Could you copy every line from the material below in which "Simon" appears?

Dataset items
┌────────
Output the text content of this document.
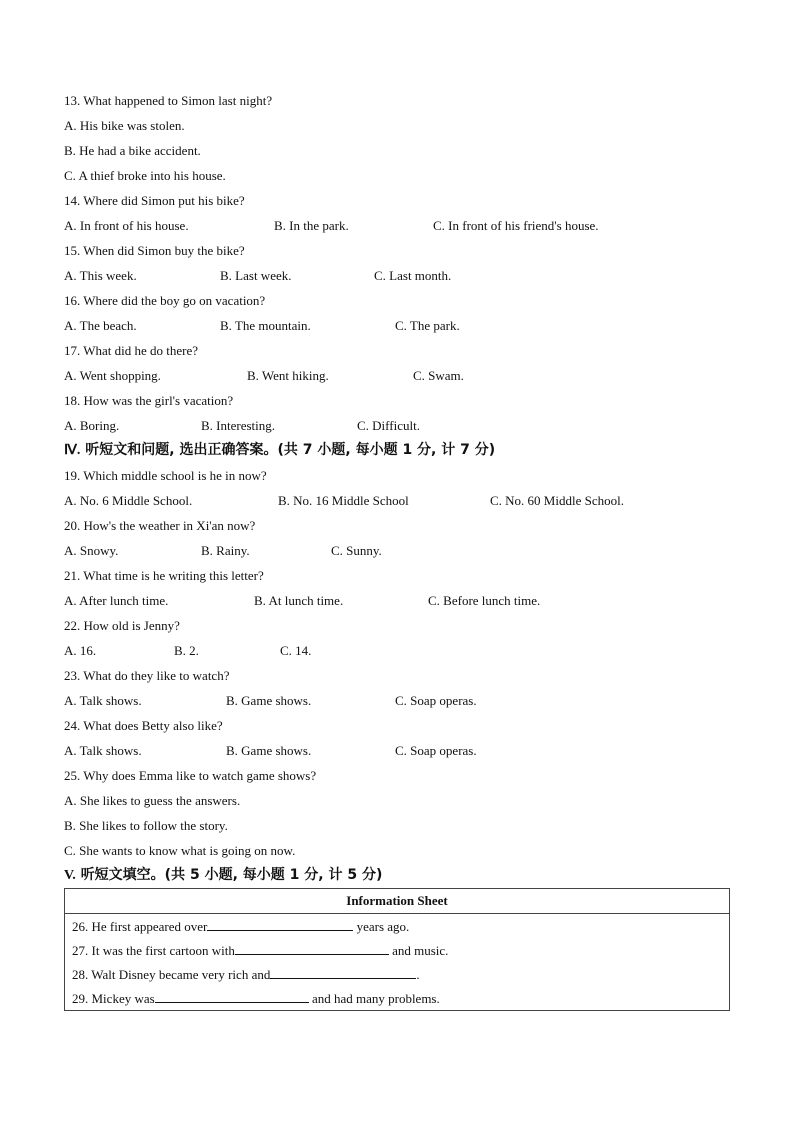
13. What happened to Simon last night?
A. His bike was stolen.
B. He had a bike accident.
C. A thief broke into his house.
14. Where did Simon put his bike?
A. In front of his house.	B. In the park.	C. In front of his friend's house.
15. When did Simon buy the bike?
A. This week.	B. Last week.	C. Last month.
16. Where did the boy go on vacation?
A. The beach.	B. The mountain.	C. The park.
17. What did he do there?
A. Went shopping.	B. Went hiking.	C. Swam.
18. How was the girl's vacation?
A. Boring.	B. Interesting.	C. Difficult.
Ⅳ. 听短文和问题, 选出正确答案。(共 7 小题, 每小题 1 分, 计 7 分)
19. Which middle school is he in now?
A. No. 6 Middle School.	B. No. 16 Middle School	C. No. 60 Middle School.
20. How's the weather in Xi'an now?
A. Snowy.	B. Rainy.	C. Sunny.
21. What time is he writing this letter?
A. After lunch time.	B. At lunch time.	C. Before lunch time.
22. How old is Jenny?
A. 16.	B. 2.	C. 14.
23. What do they like to watch?
A. Talk shows.	B. Game shows.	C. Soap operas.
24. What does Betty also like?
A. Talk shows.	B. Game shows.	C. Soap operas.
25. Why does Emma like to watch game shows?
A. She likes to guess the answers.
B. She likes to follow the story.
C. She wants to know what is going on now.
V. 听短文填空。(共 5 小题, 每小题 1 分, 计 5 分)
Information Sheet
26. He first appeared over	years ago.
27. It was the first cartoon with	and music.
28. Walt Disney became very rich and	.
29. Mickey was	and had many problems.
└────────
**The result:**
13. What happened to Simon last night?
14. Where did Simon put his bike?
15. When did Simon buy the bike?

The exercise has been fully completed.